Work instructions: Every record must be transcribed in its entirety, apart from the images, which are to be omitted.

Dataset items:
— start —

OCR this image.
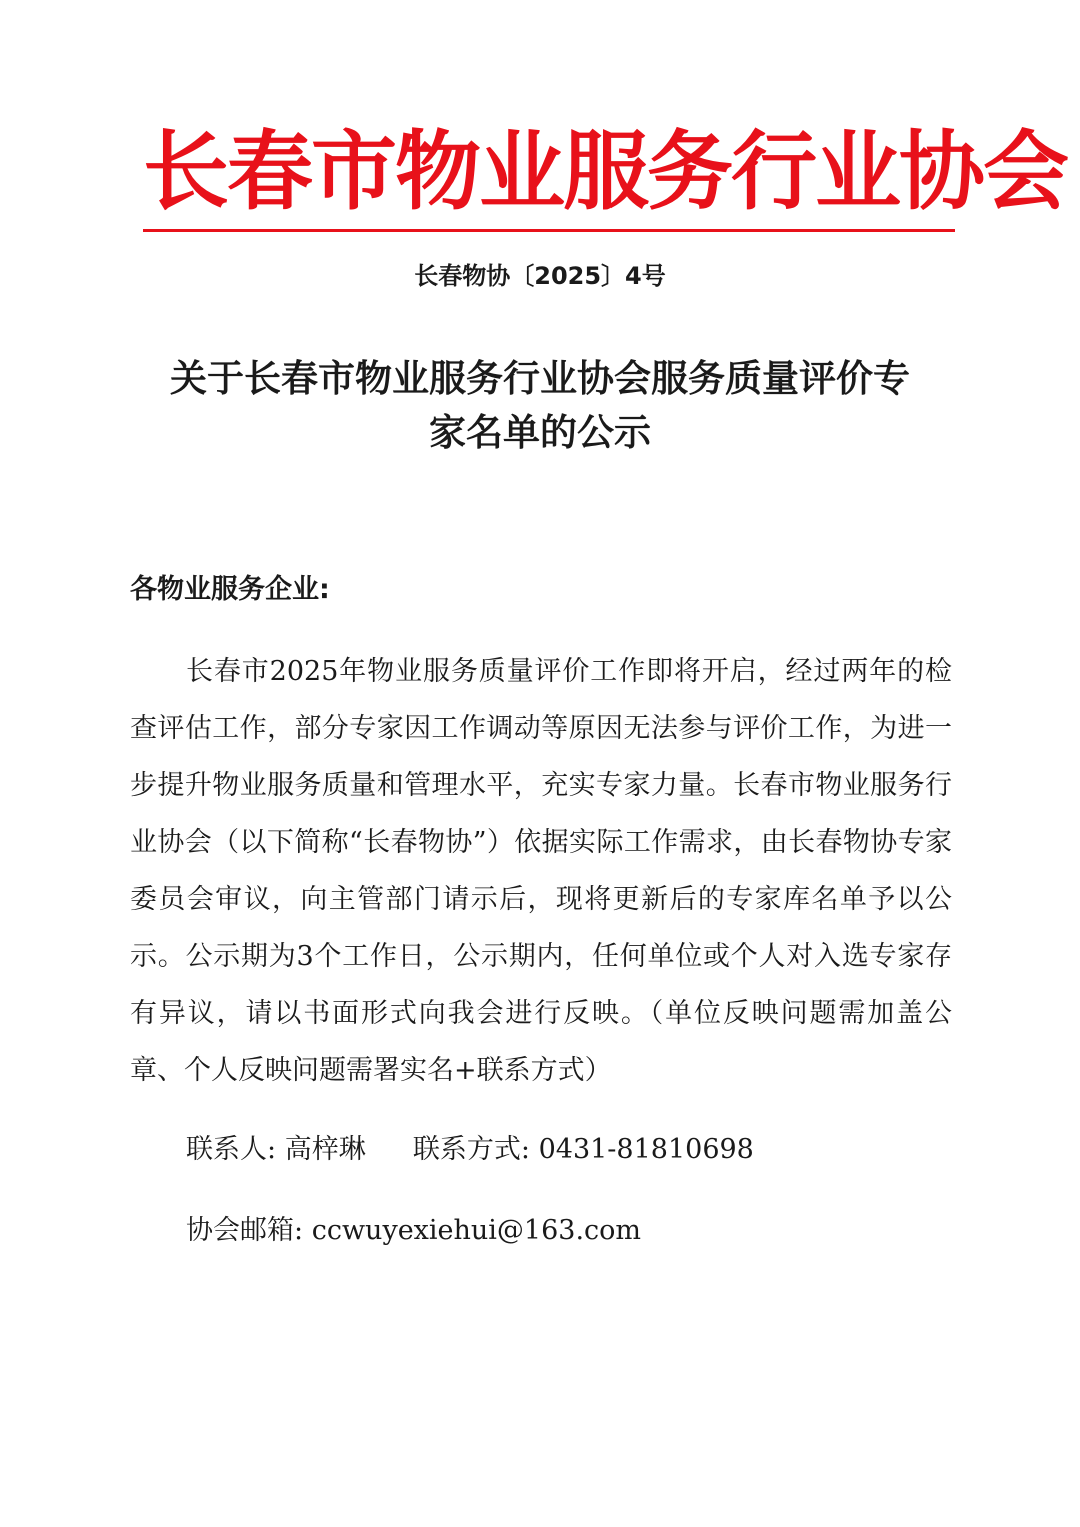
长春市物业服务行业协会
长春物协〔2025〕4号
关于长春市物业服务行业协会服务质量评价专
家名单的公示
各物业服务企业:

长春市2025年物业服务质量评价工作即将开启，经过两年的检查评估工作，部分专家因工作调动等原因无法参与评价工作，为进一步提升物业服务质量和管理水平，充实专家力量。长春市物业服务行业协会（以下简称“长春物协”）依据实际工作需求，由长春物协专家委员会审议，向主管部门请示后，现将更新后的专家库名单予以公示。公示期为3个工作日，公示期内，任何单位或个人对入选专家存有异议，请以书面形式向我会进行反映。（单位反映问题需加盖公章、个人反映问题需署实名+联系方式）

联系人: 高梓琳 联系方式: 0431-81810698
协会邮箱: ccwuyexiehui@163.com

— end —

Completed exercise:
OCR this image.
长春市物业服务行业协会
长春物协〔2025〕4号
关于长春市物业服务行业协会服务质量评价专
家名单的公示
各物业服务企业:

长春市2025年物业服务质量评价工作即将开启，经过两年的检查评估工作，部分专家因工作调动等原因无法参与评价工作，为进一步提升物业服务质量和管理水平，充实专家力量。长春市物业服务行业协会（以下简称“长春物协”）依据实际工作需求，由长春物协专家委员会审议，向主管部门请示后，现将更新后的专家库名单予以公示。公示期为3个工作日，公示期内，任何单位或个人对入选专家存有异议，请以书面形式向我会进行反映。（单位反映问题需加盖公章、个人反映问题需署实名+联系方式）

联系人: 高梓琳 联系方式: 0431-81810698
协会邮箱: ccwuyexiehui@163.com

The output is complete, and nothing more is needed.